───── The input

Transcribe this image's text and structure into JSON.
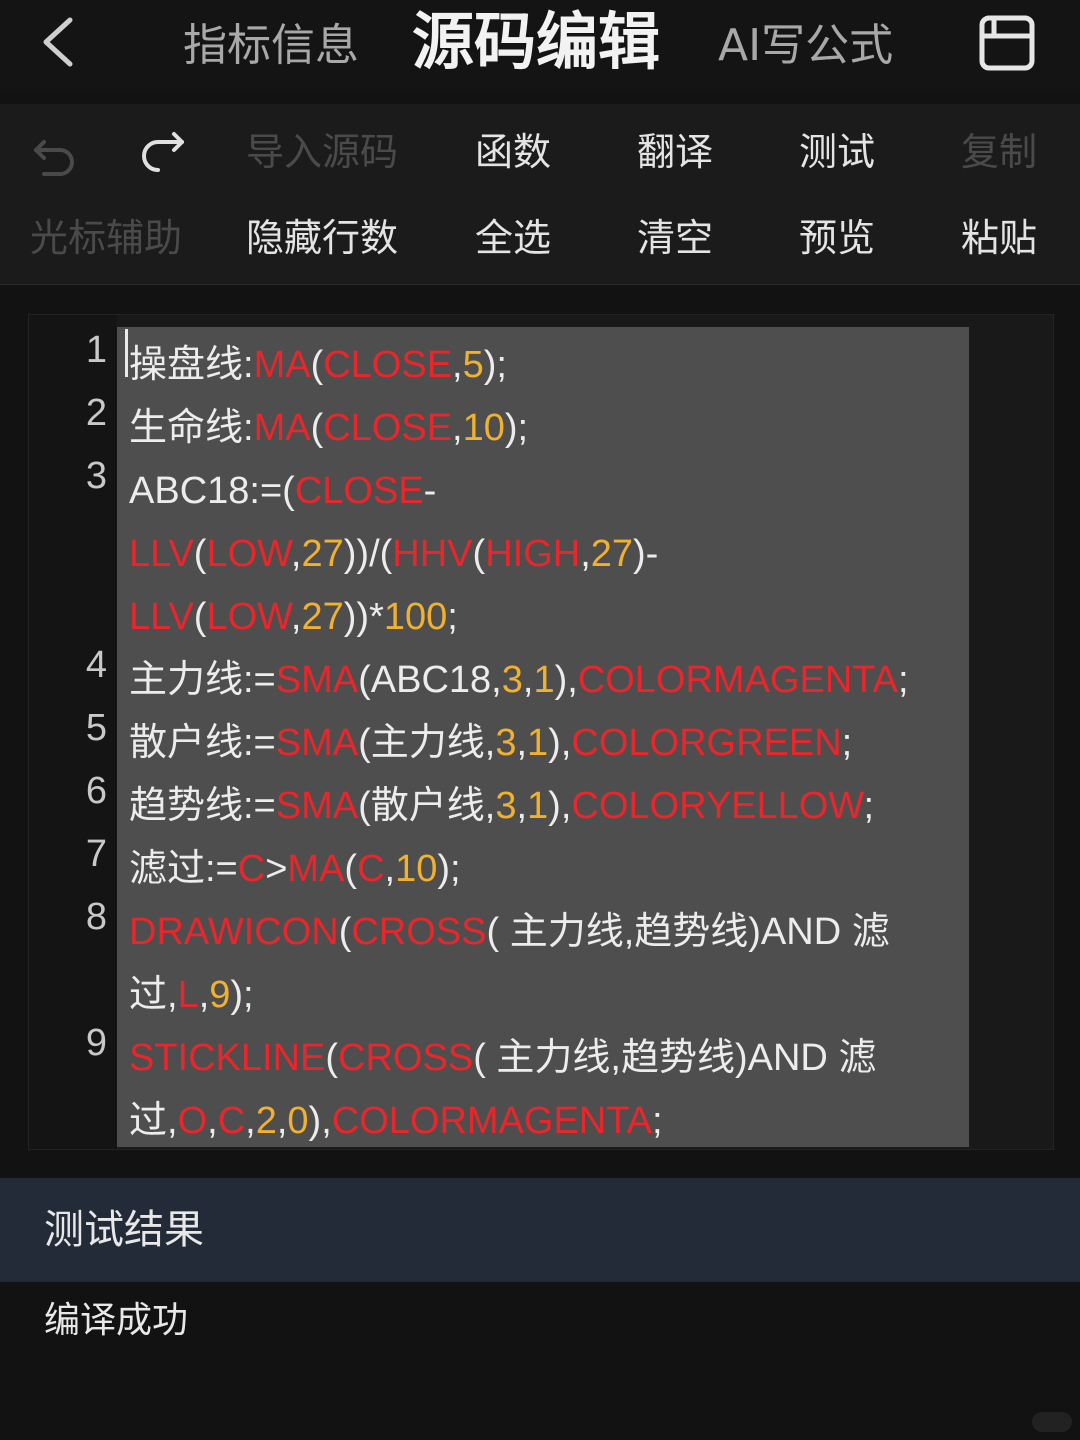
{
  "header": {
    "tabs": [
      {
        "label": "指标信息",
        "active": false
      },
      {
        "label": "源码编辑",
        "active": true
      },
      {
        "label": "AI写公式",
        "active": false
      }
    ]
  },
  "toolbar": {
    "row1": [
      {
        "label": "导入源码",
        "enabled": false
      },
      {
        "label": "函数",
        "enabled": true
      },
      {
        "label": "翻译",
        "enabled": true
      },
      {
        "label": "测试",
        "enabled": true
      },
      {
        "label": "复制",
        "enabled": false
      }
    ],
    "row2": [
      {
        "label": "光标辅助",
        "enabled": false
      },
      {
        "label": "隐藏行数",
        "enabled": true
      },
      {
        "label": "全选",
        "enabled": true
      },
      {
        "label": "清空",
        "enabled": true
      },
      {
        "label": "预览",
        "enabled": true
      },
      {
        "label": "粘贴",
        "enabled": true
      }
    ]
  },
  "colors": {
    "function": "#e8262b",
    "number": "#f0b030",
    "text": "#ececec",
    "selection": "#4e4e4e",
    "result_header": "#232b38"
  },
  "editor": {
    "lines": [
      {
        "n": "1",
        "segs": [
          [
            "w",
            "操盘线:"
          ],
          [
            "r",
            "MA"
          ],
          [
            "w",
            "("
          ],
          [
            "r",
            "CLOSE"
          ],
          [
            "w",
            ","
          ],
          [
            "o",
            "5"
          ],
          [
            "w",
            ");"
          ]
        ]
      },
      {
        "n": "2",
        "segs": [
          [
            "w",
            "生命线:"
          ],
          [
            "r",
            "MA"
          ],
          [
            "w",
            "("
          ],
          [
            "r",
            "CLOSE"
          ],
          [
            "w",
            ","
          ],
          [
            "o",
            "10"
          ],
          [
            "w",
            ");"
          ]
        ]
      },
      {
        "n": "3",
        "segs": [
          [
            "w",
            "ABC18:=("
          ],
          [
            "r",
            "CLOSE"
          ],
          [
            "w",
            "-"
          ]
        ]
      },
      {
        "n": "",
        "segs": [
          [
            "r",
            "LLV"
          ],
          [
            "w",
            "("
          ],
          [
            "r",
            "LOW"
          ],
          [
            "w",
            ","
          ],
          [
            "o",
            "27"
          ],
          [
            "w",
            "))/("
          ],
          [
            "r",
            "HHV"
          ],
          [
            "w",
            "("
          ],
          [
            "r",
            "HIGH"
          ],
          [
            "w",
            ","
          ],
          [
            "o",
            "27"
          ],
          [
            "w",
            ")-"
          ]
        ]
      },
      {
        "n": "",
        "segs": [
          [
            "r",
            "LLV"
          ],
          [
            "w",
            "("
          ],
          [
            "r",
            "LOW"
          ],
          [
            "w",
            ","
          ],
          [
            "o",
            "27"
          ],
          [
            "w",
            "))*"
          ],
          [
            "o",
            "100"
          ],
          [
            "w",
            ";"
          ]
        ]
      },
      {
        "n": "4",
        "segs": [
          [
            "w",
            "主力线:="
          ],
          [
            "r",
            "SMA"
          ],
          [
            "w",
            "(ABC18,"
          ],
          [
            "o",
            "3"
          ],
          [
            "w",
            ","
          ],
          [
            "o",
            "1"
          ],
          [
            "w",
            "),"
          ],
          [
            "r",
            "COLORMAGENTA"
          ],
          [
            "w",
            ";"
          ]
        ]
      },
      {
        "n": "5",
        "segs": [
          [
            "w",
            "散户线:="
          ],
          [
            "r",
            "SMA"
          ],
          [
            "w",
            "(主力线,"
          ],
          [
            "o",
            "3"
          ],
          [
            "w",
            ","
          ],
          [
            "o",
            "1"
          ],
          [
            "w",
            "),"
          ],
          [
            "r",
            "COLORGREEN"
          ],
          [
            "w",
            ";"
          ]
        ]
      },
      {
        "n": "6",
        "segs": [
          [
            "w",
            "趋势线:="
          ],
          [
            "r",
            "SMA"
          ],
          [
            "w",
            "(散户线,"
          ],
          [
            "o",
            "3"
          ],
          [
            "w",
            ","
          ],
          [
            "o",
            "1"
          ],
          [
            "w",
            "),"
          ],
          [
            "r",
            "COLORYELLOW"
          ],
          [
            "w",
            ";"
          ]
        ]
      },
      {
        "n": "7",
        "segs": [
          [
            "w",
            "滤过:="
          ],
          [
            "r",
            "C"
          ],
          [
            "w",
            ">"
          ],
          [
            "r",
            "MA"
          ],
          [
            "w",
            "("
          ],
          [
            "r",
            "C"
          ],
          [
            "w",
            ","
          ],
          [
            "o",
            "10"
          ],
          [
            "w",
            ");"
          ]
        ]
      },
      {
        "n": "8",
        "segs": [
          [
            "r",
            "DRAWICON"
          ],
          [
            "w",
            "("
          ],
          [
            "r",
            "CROSS"
          ],
          [
            "w",
            "( 主力线,趋势线)AND 滤"
          ]
        ]
      },
      {
        "n": "",
        "segs": [
          [
            "w",
            "过,"
          ],
          [
            "r",
            "L"
          ],
          [
            "w",
            ","
          ],
          [
            "o",
            "9"
          ],
          [
            "w",
            ");"
          ]
        ]
      },
      {
        "n": "9",
        "segs": [
          [
            "r",
            "STICKLINE"
          ],
          [
            "w",
            "("
          ],
          [
            "r",
            "CROSS"
          ],
          [
            "w",
            "( 主力线,趋势线)AND 滤"
          ]
        ]
      },
      {
        "n": "",
        "segs": [
          [
            "w",
            "过,"
          ],
          [
            "r",
            "O"
          ],
          [
            "w",
            ","
          ],
          [
            "r",
            "C"
          ],
          [
            "w",
            ","
          ],
          [
            "o",
            "2"
          ],
          [
            "w",
            ","
          ],
          [
            "o",
            "0"
          ],
          [
            "w",
            "),"
          ],
          [
            "r",
            "COLORMAGENTA"
          ],
          [
            "w",
            ";"
          ]
        ]
      }
    ]
  },
  "result": {
    "title": "测试结果",
    "message": "编译成功"
  }
}
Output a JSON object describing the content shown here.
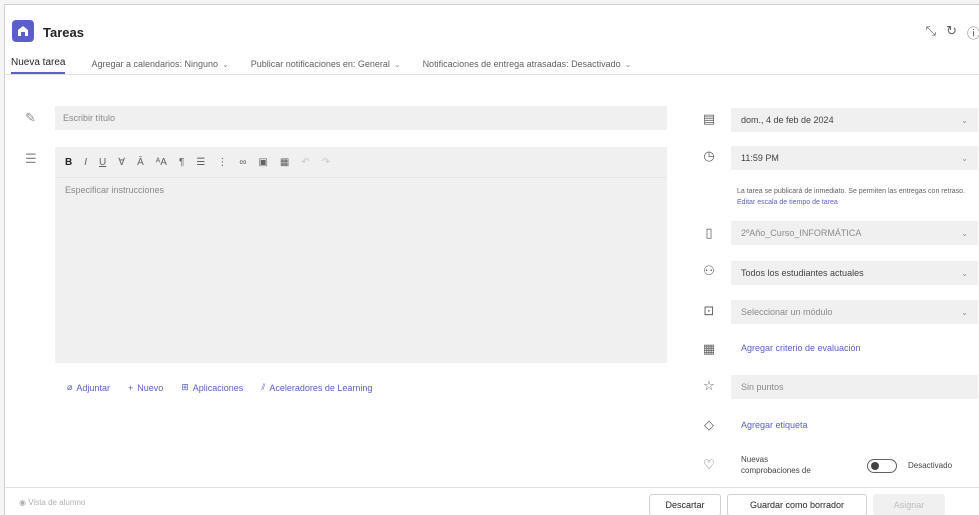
{
  "app": {
    "title": "Tareas"
  },
  "toolbar": {
    "new_task": "Nueva tarea",
    "calendar": "Agregar a calendarios: Ninguno",
    "notifications": "Publicar notificaciones en: General",
    "late_notifications": "Notificaciones de entrega atrasadas: Desactivado"
  },
  "editor": {
    "title_placeholder": "Escribir título",
    "instructions_placeholder": "Especificar instrucciones"
  },
  "attach": {
    "attach": "Adjuntar",
    "new": "Nuevo",
    "apps": "Aplicaciones",
    "learning": "Aceleradores de Learning"
  },
  "schedule": {
    "date": "dom., 4 de feb de 2024",
    "time": "11:59 PM",
    "note": "La tarea se publicará de inmediato. Se permiten las entregas con retraso.",
    "note_link": "Editar escala de tiempo de tarea"
  },
  "assign": {
    "class": "2ºAño_Curso_INFORMÁTICA",
    "students": "Todos los estudiantes actuales",
    "module_placeholder": "Seleccionar un módulo"
  },
  "grading": {
    "rubric_link": "Agregar criterio de evaluación",
    "points_placeholder": "Sin puntos",
    "tag_link": "Agregar etiqueta"
  },
  "checks": {
    "label": "Nuevas comprobaciones de",
    "state": "Desactivado"
  },
  "footer": {
    "preview": "Vista de alumno",
    "discard": "Descartar",
    "save_draft": "Guardar como borrador",
    "assign": "Asignar"
  },
  "colors": {
    "accent": "#5b5fc7",
    "field_bg": "#f0f0f0"
  }
}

──────────

### [Aim of the task]
The data above should be repeated exactly, minus any pictures.

### [Complete output]
Transcribe this image's text and structure into JSON.
{
  "header": {
    "tabs": [
      {
        "label": "指标信息",
        "active": false
      },
      {
        "label": "源码编辑",
        "active": true
      },
      {
        "label": "AI写公式",
        "active": false
      }
    ]
  },
  "toolbar": {
    "row1": [
      {
        "label": "导入源码",
        "enabled": false
      },
      {
        "label": "函数",
        "enabled": true
      },
      {
        "label": "翻译",
        "enabled": true
      },
      {
        "label": "测试",
        "enabled": true
      },
      {
        "label": "复制",
        "enabled": false
      }
    ],
    "row2": [
      {
        "label": "光标辅助",
        "enabled": false
      },
      {
        "label": "隐藏行数",
        "enabled": true
      },
      {
        "label": "全选",
        "enabled": true
      },
      {
        "label": "清空",
        "enabled": true
      },
      {
        "label": "预览",
        "enabled": true
      },
      {
        "label": "粘贴",
        "enabled": true
      }
    ]
  },
  "colors": {
    "function": "#e8262b",
    "number": "#f0b030",
    "text": "#ececec",
    "selection": "#4e4e4e",
    "result_header": "#232b38"
  },
  "editor": {
    "lines": [
      {
        "n": "1",
        "segs": [
          [
            "w",
            "操盘线:"
          ],
          [
            "r",
            "MA"
          ],
          [
            "w",
            "("
          ],
          [
            "r",
            "CLOSE"
          ],
          [
            "w",
            ","
          ],
          [
            "o",
            "5"
          ],
          [
            "w",
            ");"
          ]
        ]
      },
      {
        "n": "2",
        "segs": [
          [
            "w",
            "生命线:"
          ],
          [
            "r",
            "MA"
          ],
          [
            "w",
            "("
          ],
          [
            "r",
            "CLOSE"
          ],
          [
            "w",
            ","
          ],
          [
            "o",
            "10"
          ],
          [
            "w",
            ");"
          ]
        ]
      },
      {
        "n": "3",
        "segs": [
          [
            "w",
            "ABC18:=("
          ],
          [
            "r",
            "CLOSE"
          ],
          [
            "w",
            "-"
          ]
        ]
      },
      {
        "n": "",
        "segs": [
          [
            "r",
            "LLV"
          ],
          [
            "w",
            "("
          ],
          [
            "r",
            "LOW"
          ],
          [
            "w",
            ","
          ],
          [
            "o",
            "27"
          ],
          [
            "w",
            "))/("
          ],
          [
            "r",
            "HHV"
          ],
          [
            "w",
            "("
          ],
          [
            "r",
            "HIGH"
          ],
          [
            "w",
            ","
          ],
          [
            "o",
            "27"
          ],
          [
            "w",
            ")-"
          ]
        ]
      },
      {
        "n": "",
        "segs": [
          [
            "r",
            "LLV"
          ],
          [
            "w",
            "("
          ],
          [
            "r",
            "LOW"
          ],
          [
            "w",
            ","
          ],
          [
            "o",
            "27"
          ],
          [
            "w",
            "))*"
          ],
          [
            "o",
            "100"
          ],
          [
            "w",
            ";"
          ]
        ]
      },
      {
        "n": "4",
        "segs": [
          [
            "w",
            "主力线:="
          ],
          [
            "r",
            "SMA"
          ],
          [
            "w",
            "(ABC18,"
          ],
          [
            "o",
            "3"
          ],
          [
            "w",
            ","
          ],
          [
            "o",
            "1"
          ],
          [
            "w",
            "),"
          ],
          [
            "r",
            "COLORMAGENTA"
          ],
          [
            "w",
            ";"
          ]
        ]
      },
      {
        "n": "5",
        "segs": [
          [
            "w",
            "散户线:="
          ],
          [
            "r",
            "SMA"
          ],
          [
            "w",
            "(主力线,"
          ],
          [
            "o",
            "3"
          ],
          [
            "w",
            ","
          ],
          [
            "o",
            "1"
          ],
          [
            "w",
            "),"
          ],
          [
            "r",
            "COLORGREEN"
          ],
          [
            "w",
            ";"
          ]
        ]
      },
      {
        "n": "6",
        "segs": [
          [
            "w",
            "趋势线:="
          ],
          [
            "r",
            "SMA"
          ],
          [
            "w",
            "(散户线,"
          ],
          [
            "o",
            "3"
          ],
          [
            "w",
            ","
          ],
          [
            "o",
            "1"
          ],
          [
            "w",
            "),"
          ],
          [
            "r",
            "COLORYELLOW"
          ],
          [
            "w",
            ";"
          ]
        ]
      },
      {
        "n": "7",
        "segs": [
          [
            "w",
            "滤过:="
          ],
          [
            "r",
            "C"
          ],
          [
            "w",
            ">"
          ],
          [
            "r",
            "MA"
          ],
          [
            "w",
            "("
          ],
          [
            "r",
            "C"
          ],
          [
            "w",
            ","
          ],
          [
            "o",
            "10"
          ],
          [
            "w",
            ");"
          ]
        ]
      },
      {
        "n": "8",
        "segs": [
          [
            "r",
            "DRAWICON"
          ],
          [
            "w",
            "("
          ],
          [
            "r",
            "CROSS"
          ],
          [
            "w",
            "( 主力线,趋势线)AND 滤"
          ]
        ]
      },
      {
        "n": "",
        "segs": [
          [
            "w",
            "过,"
          ],
          [
            "r",
            "L"
          ],
          [
            "w",
            ","
          ],
          [
            "o",
            "9"
          ],
          [
            "w",
            ");"
          ]
        ]
      },
      {
        "n": "9",
        "segs": [
          [
            "r",
            "STICKLINE"
          ],
          [
            "w",
            "("
          ],
          [
            "r",
            "CROSS"
          ],
          [
            "w",
            "( 主力线,趋势线)AND 滤"
          ]
        ]
      },
      {
        "n": "",
        "segs": [
          [
            "w",
            "过,"
          ],
          [
            "r",
            "O"
          ],
          [
            "w",
            ","
          ],
          [
            "r",
            "C"
          ],
          [
            "w",
            ","
          ],
          [
            "o",
            "2"
          ],
          [
            "w",
            ","
          ],
          [
            "o",
            "0"
          ],
          [
            "w",
            "),"
          ],
          [
            "r",
            "COLORMAGENTA"
          ],
          [
            "w",
            ";"
          ]
        ]
      }
    ]
  },
  "result": {
    "title": "测试结果",
    "message": "编译成功"
  }
}
Output a JSON object describing the content shown here.
{
  "app": {
    "title": "Tareas"
  },
  "toolbar": {
    "new_task": "Nueva tarea",
    "calendar": "Agregar a calendarios: Ninguno",
    "notifications": "Publicar notificaciones en: General",
    "late_notifications": "Notificaciones de entrega atrasadas: Desactivado"
  },
  "editor": {
    "title_placeholder": "Escribir título",
    "instructions_placeholder": "Especificar instrucciones"
  },
  "attach": {
    "attach": "Adjuntar",
    "new": "Nuevo",
    "apps": "Aplicaciones",
    "learning": "Aceleradores de Learning"
  },
  "schedule": {
    "date": "dom., 4 de feb de 2024",
    "time": "11:59 PM",
    "note": "La tarea se publicará de inmediato. Se permiten las entregas con retraso.",
    "note_link": "Editar escala de tiempo de tarea"
  },
  "assign": {
    "class": "2ºAño_Curso_INFORMÁTICA",
    "students": "Todos los estudiantes actuales",
    "module_placeholder": "Seleccionar un módulo"
  },
  "grading": {
    "rubric_link": "Agregar criterio de evaluación",
    "points_placeholder": "Sin puntos",
    "tag_link": "Agregar etiqueta"
  },
  "checks": {
    "label": "Nuevas comprobaciones de",
    "state": "Desactivado"
  },
  "footer": {
    "preview": "Vista de alumno",
    "discard": "Descartar",
    "save_draft": "Guardar como borrador",
    "assign": "Asignar"
  },
  "colors": {
    "accent": "#5b5fc7",
    "field_bg": "#f0f0f0"
  }
}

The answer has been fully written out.